(Recorded data)
════

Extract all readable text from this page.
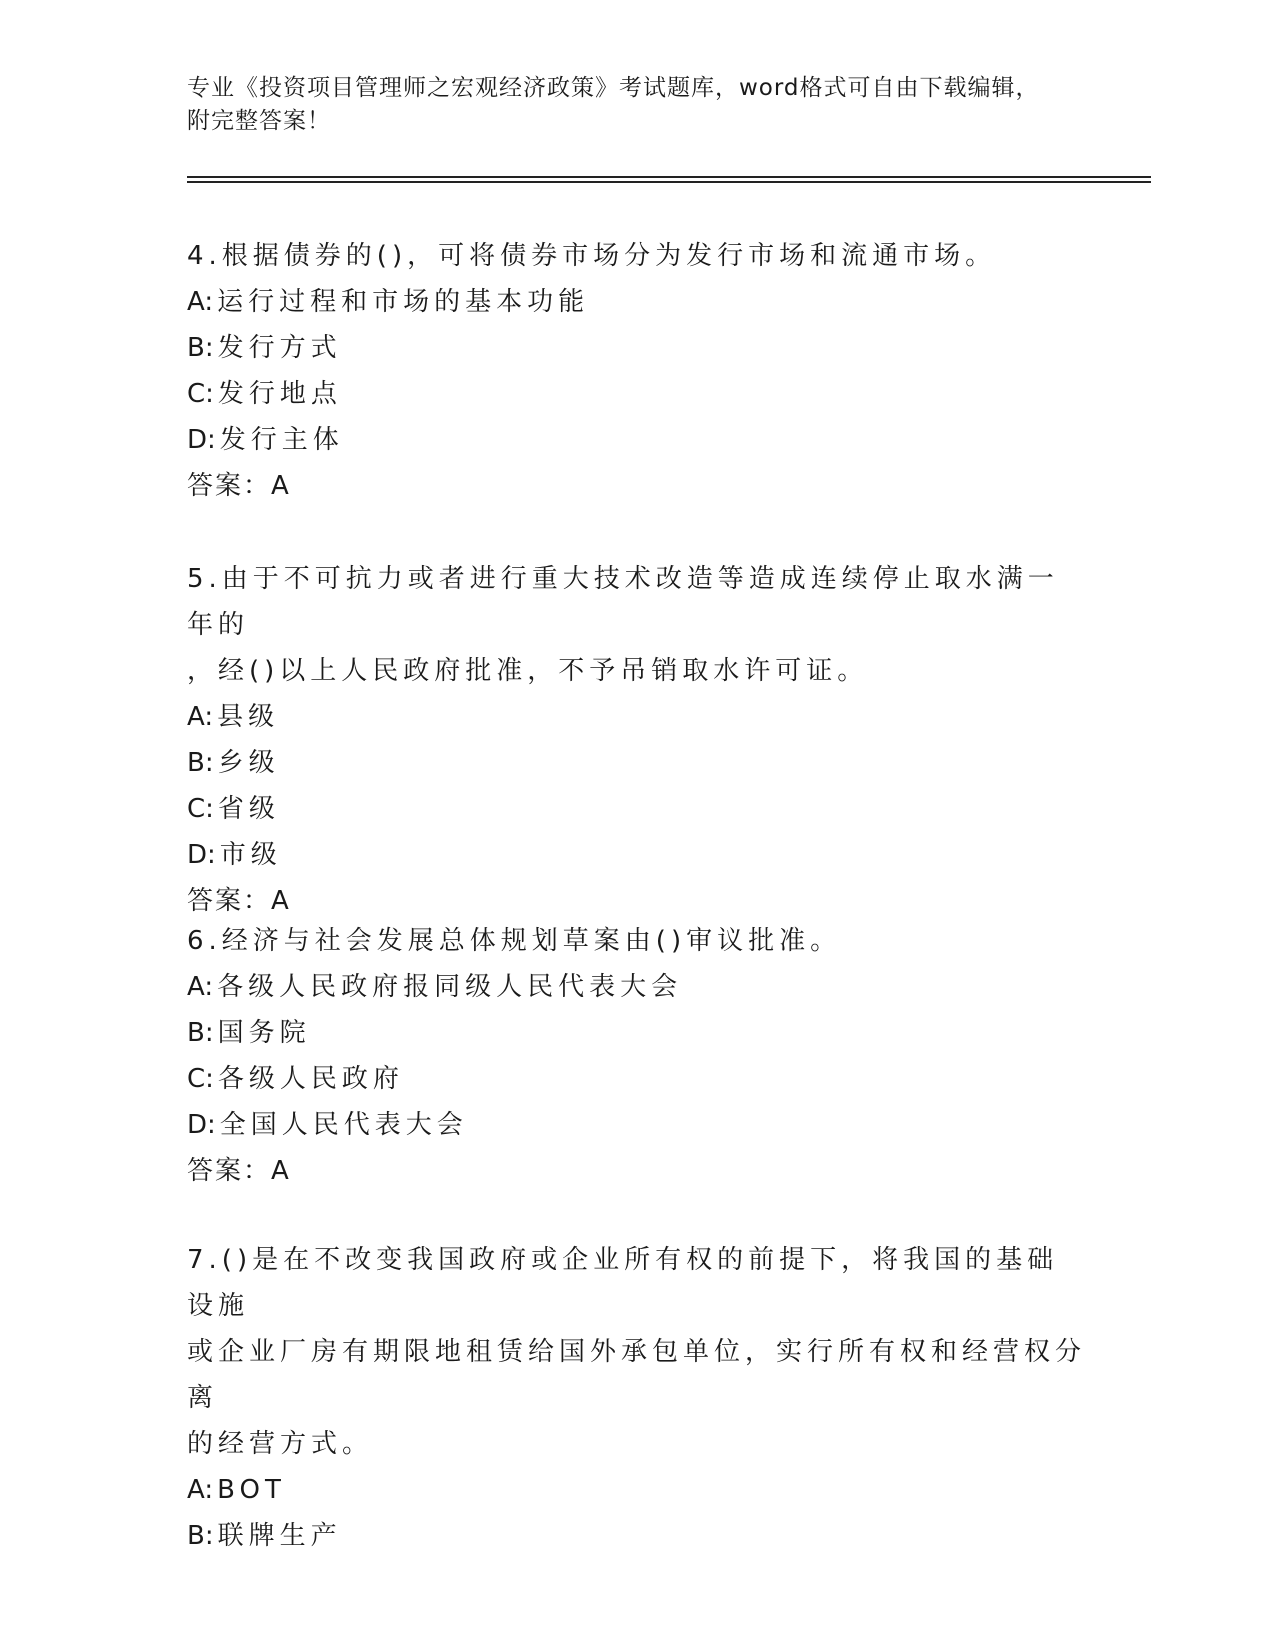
专业《投资项目管理师之宏观经济政策》考试题库，word格式可自由下载编辑，
附完整答案！
4.根据债券的()，可将债券市场分为发行市场和流通市场。
A: 运行过程和市场的基本功能
B: 发行方式
C: 发行地点
D: 发行主体
答案：A
5.由于不可抗力或者进行重大技术改造等造成连续停止取水满一年的
，经()以上人民政府批准，不予吊销取水许可证。
A: 县级
B: 乡级
C: 省级
D: 市级
答案：A
6.经济与社会发展总体规划草案由()审议批准。
A: 各级人民政府报同级人民代表大会
B: 国务院
C: 各级人民政府
D: 全国人民代表大会
答案：A
7.()是在不改变我国政府或企业所有权的前提下，将我国的基础设施
或企业厂房有期限地租赁给国外承包单位，实行所有权和经营权分离
的经营方式。
A: BOT
B: 联牌生产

════

Given problem —
Leave out the pictures and print each record exactly as it stands.

Reply —
Extract all readable text from this page.
专业《投资项目管理师之宏观经济政策》考试题库，word格式可自由下载编辑，
附完整答案！
4.根据债券的()，可将债券市场分为发行市场和流通市场。
A: 运行过程和市场的基本功能
B: 发行方式
C: 发行地点
D: 发行主体
答案：A
5.由于不可抗力或者进行重大技术改造等造成连续停止取水满一年的
，经()以上人民政府批准，不予吊销取水许可证。
A: 县级
B: 乡级
C: 省级
D: 市级
答案：A
6.经济与社会发展总体规划草案由()审议批准。
A: 各级人民政府报同级人民代表大会
B: 国务院
C: 各级人民政府
D: 全国人民代表大会
答案：A
7.()是在不改变我国政府或企业所有权的前提下，将我国的基础设施
或企业厂房有期限地租赁给国外承包单位，实行所有权和经营权分离
的经营方式。
A: BOT
B: 联牌生产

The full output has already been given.